* Start Record list *

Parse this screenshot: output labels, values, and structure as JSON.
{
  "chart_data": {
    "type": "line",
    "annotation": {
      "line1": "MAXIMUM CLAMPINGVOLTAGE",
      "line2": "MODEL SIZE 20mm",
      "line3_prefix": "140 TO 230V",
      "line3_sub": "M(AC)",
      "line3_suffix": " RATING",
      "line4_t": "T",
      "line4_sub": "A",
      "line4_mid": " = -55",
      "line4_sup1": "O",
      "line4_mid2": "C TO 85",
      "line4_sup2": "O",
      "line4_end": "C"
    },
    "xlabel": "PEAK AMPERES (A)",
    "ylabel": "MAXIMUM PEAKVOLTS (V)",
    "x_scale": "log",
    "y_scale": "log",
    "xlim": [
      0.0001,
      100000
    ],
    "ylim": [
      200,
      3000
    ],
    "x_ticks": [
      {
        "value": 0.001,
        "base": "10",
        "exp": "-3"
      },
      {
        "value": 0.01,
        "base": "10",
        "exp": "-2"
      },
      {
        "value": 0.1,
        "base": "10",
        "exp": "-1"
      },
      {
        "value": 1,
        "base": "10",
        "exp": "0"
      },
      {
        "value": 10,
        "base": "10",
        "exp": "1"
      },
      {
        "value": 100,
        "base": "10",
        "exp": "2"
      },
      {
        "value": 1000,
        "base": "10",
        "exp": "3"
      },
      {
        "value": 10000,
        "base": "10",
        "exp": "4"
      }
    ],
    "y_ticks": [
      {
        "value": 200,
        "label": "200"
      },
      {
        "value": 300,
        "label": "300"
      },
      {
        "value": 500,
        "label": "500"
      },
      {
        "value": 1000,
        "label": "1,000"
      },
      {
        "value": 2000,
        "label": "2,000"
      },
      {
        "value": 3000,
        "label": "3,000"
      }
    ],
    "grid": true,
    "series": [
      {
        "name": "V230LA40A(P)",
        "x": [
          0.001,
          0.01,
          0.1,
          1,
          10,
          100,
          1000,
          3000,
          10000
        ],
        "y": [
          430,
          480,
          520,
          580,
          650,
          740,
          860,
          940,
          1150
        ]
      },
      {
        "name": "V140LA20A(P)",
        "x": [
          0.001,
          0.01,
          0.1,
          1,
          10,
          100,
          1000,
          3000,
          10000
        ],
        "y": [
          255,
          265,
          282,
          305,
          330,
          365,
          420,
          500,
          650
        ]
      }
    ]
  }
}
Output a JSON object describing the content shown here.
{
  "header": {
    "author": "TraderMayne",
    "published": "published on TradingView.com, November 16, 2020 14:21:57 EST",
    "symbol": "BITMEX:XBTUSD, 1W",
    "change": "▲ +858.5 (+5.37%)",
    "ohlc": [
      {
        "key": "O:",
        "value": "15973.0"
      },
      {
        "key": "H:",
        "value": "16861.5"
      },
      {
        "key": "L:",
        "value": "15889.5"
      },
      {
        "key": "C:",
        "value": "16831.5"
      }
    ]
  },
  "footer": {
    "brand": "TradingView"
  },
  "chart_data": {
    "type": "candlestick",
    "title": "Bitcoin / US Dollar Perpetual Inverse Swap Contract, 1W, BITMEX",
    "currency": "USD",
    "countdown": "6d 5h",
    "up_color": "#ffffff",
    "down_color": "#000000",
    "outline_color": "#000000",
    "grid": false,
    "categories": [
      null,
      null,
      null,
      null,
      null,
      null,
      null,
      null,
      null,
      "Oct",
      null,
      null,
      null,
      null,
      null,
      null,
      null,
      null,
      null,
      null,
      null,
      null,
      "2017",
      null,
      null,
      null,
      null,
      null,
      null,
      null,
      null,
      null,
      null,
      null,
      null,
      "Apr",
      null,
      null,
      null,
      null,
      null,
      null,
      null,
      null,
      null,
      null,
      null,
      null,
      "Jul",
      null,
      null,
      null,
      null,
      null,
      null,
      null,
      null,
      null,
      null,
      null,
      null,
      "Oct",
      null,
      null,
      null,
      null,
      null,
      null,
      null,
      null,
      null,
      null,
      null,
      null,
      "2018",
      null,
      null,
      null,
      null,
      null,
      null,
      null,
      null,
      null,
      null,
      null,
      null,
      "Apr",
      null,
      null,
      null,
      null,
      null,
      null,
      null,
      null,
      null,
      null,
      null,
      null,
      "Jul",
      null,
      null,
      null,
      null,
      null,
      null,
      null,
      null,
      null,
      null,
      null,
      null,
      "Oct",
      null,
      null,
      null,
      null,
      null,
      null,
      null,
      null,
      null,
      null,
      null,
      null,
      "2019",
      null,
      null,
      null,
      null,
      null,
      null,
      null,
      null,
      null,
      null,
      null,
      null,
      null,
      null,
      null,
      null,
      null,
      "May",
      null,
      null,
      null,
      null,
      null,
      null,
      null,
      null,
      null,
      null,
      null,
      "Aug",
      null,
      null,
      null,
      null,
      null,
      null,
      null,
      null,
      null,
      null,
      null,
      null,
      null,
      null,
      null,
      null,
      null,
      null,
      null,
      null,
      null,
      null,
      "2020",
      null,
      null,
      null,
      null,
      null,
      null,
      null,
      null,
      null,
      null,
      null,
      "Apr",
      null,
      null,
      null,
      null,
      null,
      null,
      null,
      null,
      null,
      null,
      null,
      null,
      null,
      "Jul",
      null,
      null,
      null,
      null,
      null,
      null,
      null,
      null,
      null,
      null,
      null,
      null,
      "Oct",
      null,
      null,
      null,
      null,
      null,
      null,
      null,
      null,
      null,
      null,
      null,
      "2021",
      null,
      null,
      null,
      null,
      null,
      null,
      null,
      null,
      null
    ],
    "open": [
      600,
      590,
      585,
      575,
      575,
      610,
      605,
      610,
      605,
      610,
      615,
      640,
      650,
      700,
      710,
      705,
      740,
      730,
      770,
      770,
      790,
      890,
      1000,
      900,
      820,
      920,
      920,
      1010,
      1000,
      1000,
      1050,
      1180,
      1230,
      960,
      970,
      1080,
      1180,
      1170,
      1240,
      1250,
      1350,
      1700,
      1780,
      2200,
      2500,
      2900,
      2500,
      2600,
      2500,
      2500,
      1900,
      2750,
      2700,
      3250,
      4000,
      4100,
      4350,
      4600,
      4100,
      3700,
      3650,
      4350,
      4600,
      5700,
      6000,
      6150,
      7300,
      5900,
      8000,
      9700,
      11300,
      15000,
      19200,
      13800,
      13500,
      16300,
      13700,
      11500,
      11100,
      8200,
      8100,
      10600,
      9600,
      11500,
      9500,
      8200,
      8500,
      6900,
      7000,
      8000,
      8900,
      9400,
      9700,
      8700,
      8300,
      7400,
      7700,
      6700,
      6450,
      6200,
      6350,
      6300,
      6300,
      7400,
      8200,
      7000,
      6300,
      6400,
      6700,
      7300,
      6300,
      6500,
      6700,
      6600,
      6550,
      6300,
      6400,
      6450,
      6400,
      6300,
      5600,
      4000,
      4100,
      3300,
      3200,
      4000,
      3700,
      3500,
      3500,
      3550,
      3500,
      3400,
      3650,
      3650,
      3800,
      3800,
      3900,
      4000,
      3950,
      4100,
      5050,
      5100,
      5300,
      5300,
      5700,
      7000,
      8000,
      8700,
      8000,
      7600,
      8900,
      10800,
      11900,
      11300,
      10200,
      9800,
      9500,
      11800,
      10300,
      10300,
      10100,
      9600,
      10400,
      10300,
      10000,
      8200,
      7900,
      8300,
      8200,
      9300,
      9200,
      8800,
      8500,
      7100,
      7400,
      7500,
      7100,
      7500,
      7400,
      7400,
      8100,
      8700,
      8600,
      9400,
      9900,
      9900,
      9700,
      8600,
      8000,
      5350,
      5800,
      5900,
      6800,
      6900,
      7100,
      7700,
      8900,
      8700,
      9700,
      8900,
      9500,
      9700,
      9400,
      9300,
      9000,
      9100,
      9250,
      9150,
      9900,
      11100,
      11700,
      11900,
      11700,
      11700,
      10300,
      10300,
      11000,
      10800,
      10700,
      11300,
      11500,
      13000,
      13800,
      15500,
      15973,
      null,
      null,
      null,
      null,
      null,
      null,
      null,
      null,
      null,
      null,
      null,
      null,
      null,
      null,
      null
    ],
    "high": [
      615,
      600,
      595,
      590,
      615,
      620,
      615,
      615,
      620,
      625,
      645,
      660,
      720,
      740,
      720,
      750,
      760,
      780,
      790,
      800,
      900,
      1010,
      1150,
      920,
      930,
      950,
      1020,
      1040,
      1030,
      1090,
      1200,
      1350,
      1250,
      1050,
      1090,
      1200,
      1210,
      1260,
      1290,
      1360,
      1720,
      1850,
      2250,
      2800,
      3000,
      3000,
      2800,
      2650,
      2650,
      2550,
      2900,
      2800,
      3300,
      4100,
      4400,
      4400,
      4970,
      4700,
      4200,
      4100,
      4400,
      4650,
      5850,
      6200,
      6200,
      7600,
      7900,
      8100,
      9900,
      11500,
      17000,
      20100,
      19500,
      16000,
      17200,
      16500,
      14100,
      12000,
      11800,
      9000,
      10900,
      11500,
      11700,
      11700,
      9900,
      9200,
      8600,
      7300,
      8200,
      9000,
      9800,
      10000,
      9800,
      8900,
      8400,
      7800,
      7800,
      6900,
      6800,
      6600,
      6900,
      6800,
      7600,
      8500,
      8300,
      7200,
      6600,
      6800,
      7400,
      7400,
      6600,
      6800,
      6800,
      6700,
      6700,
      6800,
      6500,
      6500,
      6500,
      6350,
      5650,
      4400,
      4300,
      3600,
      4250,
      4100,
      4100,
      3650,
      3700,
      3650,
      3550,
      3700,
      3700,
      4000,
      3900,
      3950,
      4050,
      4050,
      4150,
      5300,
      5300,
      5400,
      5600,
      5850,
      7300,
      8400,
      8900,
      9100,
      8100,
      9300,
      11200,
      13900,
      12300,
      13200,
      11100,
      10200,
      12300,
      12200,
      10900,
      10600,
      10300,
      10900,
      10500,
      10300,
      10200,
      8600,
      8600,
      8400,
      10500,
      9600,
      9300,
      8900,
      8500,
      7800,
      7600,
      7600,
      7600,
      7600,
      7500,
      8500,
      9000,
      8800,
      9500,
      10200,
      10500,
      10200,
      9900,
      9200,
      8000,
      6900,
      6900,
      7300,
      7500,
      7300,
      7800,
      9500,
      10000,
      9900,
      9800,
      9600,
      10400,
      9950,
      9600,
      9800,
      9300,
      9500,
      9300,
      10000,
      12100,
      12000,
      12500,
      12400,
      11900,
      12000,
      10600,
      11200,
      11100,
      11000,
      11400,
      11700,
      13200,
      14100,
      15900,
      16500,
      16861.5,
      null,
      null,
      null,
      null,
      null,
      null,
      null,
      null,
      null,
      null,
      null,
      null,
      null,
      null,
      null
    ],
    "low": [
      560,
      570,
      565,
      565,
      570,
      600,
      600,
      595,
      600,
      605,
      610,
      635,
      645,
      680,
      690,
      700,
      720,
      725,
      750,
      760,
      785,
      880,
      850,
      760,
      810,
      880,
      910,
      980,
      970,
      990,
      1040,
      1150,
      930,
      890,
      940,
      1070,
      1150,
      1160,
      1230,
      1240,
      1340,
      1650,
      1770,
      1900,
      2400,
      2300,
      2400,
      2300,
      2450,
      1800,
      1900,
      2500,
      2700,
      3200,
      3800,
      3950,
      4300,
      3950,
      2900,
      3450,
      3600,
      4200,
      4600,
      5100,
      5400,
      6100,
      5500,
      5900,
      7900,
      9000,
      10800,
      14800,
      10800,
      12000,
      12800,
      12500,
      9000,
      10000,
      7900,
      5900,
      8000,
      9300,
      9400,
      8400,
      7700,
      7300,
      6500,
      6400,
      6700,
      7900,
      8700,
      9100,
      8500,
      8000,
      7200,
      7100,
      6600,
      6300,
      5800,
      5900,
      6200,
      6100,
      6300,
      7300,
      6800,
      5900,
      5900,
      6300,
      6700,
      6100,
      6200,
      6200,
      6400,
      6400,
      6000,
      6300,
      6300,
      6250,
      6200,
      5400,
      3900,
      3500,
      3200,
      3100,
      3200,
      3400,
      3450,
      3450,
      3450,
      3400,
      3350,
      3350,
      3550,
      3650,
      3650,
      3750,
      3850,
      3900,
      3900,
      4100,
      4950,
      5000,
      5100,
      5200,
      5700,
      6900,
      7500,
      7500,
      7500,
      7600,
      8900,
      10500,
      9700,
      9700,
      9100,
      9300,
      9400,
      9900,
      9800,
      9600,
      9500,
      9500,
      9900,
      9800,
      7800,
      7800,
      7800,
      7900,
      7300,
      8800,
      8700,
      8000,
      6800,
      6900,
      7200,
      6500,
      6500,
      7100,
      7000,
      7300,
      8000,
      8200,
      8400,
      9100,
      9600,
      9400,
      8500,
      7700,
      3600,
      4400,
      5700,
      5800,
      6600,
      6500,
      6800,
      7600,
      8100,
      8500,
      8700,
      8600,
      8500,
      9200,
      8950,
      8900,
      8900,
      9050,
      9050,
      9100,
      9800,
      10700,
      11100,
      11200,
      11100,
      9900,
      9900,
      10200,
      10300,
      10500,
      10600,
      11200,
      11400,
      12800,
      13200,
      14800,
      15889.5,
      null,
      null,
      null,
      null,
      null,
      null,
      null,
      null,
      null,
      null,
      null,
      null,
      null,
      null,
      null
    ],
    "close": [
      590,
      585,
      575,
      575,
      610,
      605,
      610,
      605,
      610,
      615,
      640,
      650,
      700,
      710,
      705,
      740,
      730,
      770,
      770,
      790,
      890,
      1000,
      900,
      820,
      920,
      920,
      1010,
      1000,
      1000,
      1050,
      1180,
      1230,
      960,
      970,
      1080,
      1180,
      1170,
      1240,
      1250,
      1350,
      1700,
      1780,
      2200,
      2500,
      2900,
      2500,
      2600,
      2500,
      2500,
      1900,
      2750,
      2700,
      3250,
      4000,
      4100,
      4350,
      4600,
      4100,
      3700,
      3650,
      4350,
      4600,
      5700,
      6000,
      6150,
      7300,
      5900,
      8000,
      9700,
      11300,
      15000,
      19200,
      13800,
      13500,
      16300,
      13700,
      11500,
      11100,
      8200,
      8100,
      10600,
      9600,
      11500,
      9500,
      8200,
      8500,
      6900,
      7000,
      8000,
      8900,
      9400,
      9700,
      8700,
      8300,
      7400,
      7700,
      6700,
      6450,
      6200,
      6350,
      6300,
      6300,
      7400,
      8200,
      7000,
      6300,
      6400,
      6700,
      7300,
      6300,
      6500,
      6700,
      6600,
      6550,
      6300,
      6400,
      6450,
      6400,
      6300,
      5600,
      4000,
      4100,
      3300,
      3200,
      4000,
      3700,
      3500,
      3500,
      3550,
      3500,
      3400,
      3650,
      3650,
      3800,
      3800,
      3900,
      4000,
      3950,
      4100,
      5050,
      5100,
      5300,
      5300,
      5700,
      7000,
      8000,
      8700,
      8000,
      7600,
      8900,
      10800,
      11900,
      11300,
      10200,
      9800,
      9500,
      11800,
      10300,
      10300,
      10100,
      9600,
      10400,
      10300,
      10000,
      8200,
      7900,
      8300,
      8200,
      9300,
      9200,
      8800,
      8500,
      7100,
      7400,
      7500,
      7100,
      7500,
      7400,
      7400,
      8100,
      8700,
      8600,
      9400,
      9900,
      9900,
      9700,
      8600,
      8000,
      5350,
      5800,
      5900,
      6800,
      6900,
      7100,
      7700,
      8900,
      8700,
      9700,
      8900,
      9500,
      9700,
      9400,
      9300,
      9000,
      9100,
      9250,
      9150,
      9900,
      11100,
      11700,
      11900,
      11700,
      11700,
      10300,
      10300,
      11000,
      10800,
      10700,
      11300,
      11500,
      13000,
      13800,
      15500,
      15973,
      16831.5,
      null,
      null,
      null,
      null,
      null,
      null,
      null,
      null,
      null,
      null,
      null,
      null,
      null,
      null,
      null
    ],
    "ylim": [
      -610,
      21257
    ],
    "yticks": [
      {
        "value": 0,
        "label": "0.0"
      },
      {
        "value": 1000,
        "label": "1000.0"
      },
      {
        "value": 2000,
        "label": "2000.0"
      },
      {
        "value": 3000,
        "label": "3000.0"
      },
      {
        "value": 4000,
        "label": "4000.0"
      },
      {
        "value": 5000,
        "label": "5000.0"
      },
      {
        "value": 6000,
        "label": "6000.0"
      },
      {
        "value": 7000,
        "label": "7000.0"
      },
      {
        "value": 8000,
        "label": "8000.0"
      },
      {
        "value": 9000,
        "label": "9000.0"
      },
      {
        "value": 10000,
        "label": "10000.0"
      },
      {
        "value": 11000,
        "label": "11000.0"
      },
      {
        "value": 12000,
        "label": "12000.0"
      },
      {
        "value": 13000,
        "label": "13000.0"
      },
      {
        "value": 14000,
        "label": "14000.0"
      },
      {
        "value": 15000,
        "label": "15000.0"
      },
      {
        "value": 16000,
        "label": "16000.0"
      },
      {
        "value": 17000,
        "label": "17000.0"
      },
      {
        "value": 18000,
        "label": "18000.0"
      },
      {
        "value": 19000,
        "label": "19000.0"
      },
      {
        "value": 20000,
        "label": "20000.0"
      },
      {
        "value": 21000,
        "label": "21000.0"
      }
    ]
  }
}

* End Record list *

Written task:
Read the data above. Pull out each line in which the string "MAXIMUM" appears.

Answer in full:
      "line1": "MAXIMUM CLAMPINGVOLTAGE",
    "ylabel": "MAXIMUM PEAKVOLTS (V)",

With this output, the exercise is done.